— START Data for the task —
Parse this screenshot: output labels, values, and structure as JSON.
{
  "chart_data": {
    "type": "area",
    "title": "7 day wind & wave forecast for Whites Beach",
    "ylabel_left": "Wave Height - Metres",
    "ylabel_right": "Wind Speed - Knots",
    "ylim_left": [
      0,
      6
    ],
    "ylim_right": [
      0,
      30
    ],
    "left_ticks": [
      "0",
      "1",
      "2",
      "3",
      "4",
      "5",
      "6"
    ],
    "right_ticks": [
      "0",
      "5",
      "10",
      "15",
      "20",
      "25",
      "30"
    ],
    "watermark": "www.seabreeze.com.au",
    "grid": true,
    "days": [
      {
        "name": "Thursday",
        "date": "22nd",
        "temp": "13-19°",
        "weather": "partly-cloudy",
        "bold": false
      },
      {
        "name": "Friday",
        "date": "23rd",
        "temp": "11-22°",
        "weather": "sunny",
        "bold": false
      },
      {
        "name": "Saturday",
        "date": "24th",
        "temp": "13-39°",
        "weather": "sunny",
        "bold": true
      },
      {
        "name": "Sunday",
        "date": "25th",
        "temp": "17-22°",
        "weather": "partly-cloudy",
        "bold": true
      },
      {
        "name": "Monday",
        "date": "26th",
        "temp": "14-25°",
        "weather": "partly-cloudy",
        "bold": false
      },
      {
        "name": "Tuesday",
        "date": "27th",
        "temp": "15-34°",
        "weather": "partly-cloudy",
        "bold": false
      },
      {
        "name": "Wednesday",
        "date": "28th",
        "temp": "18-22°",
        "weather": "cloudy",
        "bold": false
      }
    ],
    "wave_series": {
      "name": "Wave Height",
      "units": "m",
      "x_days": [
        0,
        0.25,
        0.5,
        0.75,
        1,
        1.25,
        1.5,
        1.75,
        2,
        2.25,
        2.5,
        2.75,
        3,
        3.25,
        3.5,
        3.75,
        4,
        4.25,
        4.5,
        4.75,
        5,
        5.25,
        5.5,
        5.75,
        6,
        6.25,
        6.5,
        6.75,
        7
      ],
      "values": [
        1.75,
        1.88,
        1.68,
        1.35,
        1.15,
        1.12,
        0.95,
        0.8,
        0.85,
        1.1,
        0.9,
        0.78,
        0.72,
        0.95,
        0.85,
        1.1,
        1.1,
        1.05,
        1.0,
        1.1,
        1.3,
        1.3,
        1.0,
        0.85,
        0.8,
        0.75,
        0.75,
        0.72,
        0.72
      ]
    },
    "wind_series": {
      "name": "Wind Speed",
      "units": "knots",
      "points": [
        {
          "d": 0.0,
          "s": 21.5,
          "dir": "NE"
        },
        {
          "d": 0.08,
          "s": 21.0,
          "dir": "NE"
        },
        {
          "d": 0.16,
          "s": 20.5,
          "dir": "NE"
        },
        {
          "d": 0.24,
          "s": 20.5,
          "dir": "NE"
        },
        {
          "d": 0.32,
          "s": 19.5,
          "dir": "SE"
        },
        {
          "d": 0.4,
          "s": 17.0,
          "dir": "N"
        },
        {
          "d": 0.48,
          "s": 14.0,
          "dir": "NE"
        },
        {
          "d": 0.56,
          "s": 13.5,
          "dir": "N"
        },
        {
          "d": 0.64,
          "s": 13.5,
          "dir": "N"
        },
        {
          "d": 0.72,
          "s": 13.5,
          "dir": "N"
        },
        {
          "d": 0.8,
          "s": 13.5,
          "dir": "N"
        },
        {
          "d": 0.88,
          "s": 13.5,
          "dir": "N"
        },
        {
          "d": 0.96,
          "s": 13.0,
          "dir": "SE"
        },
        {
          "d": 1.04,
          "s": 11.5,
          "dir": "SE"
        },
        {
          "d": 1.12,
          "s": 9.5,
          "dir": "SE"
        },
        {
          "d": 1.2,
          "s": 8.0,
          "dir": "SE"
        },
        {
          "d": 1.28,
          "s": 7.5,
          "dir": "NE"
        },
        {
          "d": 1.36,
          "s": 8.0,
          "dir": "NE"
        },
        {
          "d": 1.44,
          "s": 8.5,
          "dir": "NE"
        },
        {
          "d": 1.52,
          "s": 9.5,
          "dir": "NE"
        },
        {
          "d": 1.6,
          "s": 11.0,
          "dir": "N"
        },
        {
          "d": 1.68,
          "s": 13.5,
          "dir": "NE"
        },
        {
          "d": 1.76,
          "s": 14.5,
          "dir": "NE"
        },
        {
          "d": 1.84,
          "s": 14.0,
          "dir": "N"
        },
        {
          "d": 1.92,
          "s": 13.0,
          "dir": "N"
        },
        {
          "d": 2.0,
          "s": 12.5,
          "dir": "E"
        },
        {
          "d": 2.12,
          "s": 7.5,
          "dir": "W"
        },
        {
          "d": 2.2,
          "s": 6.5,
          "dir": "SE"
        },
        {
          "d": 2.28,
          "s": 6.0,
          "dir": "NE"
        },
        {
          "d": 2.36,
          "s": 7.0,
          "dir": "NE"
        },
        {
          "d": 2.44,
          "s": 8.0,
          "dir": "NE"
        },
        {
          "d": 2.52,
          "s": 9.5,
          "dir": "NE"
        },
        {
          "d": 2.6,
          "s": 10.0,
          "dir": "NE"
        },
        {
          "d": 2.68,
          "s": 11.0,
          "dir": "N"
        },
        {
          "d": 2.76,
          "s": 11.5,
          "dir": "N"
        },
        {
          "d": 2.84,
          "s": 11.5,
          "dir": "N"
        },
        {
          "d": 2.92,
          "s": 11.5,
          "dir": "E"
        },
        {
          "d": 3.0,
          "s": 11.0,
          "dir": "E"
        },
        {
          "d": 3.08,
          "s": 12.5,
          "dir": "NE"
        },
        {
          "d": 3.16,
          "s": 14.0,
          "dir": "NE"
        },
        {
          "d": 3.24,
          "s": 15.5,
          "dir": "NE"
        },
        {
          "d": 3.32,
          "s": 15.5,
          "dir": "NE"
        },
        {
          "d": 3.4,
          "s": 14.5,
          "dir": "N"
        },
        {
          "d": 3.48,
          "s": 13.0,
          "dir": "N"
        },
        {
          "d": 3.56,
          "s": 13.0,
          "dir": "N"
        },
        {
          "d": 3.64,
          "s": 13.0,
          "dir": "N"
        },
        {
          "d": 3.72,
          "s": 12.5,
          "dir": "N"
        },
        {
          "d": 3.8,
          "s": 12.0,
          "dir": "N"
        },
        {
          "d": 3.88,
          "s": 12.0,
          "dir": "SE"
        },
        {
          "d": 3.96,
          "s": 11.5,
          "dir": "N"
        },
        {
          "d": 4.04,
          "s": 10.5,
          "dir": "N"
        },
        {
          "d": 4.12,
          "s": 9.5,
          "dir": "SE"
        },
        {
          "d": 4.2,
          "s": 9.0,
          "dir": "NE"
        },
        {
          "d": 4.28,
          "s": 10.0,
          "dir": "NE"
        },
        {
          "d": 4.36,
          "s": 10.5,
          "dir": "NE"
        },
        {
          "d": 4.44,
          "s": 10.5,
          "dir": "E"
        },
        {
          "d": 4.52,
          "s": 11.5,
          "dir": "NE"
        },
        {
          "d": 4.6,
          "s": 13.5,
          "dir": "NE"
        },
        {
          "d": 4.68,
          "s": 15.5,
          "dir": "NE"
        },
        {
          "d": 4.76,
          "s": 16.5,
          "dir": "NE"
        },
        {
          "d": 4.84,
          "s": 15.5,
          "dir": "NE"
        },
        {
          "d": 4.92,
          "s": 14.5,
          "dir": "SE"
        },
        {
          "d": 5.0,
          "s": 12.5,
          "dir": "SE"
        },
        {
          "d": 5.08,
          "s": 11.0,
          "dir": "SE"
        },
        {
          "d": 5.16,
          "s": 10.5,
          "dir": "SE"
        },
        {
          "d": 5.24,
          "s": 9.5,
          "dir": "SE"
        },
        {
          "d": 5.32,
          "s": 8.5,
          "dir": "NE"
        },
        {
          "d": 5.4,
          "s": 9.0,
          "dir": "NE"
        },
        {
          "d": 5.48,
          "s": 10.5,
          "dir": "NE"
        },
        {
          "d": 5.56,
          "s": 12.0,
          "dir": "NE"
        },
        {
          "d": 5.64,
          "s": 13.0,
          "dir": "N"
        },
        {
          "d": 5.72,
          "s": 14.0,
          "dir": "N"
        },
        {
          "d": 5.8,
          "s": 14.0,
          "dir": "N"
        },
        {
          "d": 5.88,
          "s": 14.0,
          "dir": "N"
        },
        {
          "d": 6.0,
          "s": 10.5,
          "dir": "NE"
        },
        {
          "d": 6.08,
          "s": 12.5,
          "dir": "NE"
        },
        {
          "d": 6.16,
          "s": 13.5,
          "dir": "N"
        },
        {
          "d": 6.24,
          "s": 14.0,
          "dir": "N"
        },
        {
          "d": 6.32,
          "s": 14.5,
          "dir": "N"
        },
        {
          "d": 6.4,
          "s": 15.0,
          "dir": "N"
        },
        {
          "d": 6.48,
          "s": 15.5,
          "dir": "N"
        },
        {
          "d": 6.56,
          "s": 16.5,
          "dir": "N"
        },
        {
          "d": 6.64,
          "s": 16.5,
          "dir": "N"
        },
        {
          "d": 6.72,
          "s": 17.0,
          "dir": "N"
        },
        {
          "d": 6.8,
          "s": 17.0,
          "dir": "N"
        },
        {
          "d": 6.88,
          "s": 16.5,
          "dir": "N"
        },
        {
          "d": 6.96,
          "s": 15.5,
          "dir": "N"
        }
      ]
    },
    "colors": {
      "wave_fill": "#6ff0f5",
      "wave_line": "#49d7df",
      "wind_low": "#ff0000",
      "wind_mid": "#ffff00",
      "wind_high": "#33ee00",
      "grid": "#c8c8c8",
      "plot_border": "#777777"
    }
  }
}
— END Data for the task —
■ Task statement:
Of all the lines above, how many contain the word "date"? Give the number and nothing else.

■ Final result:
7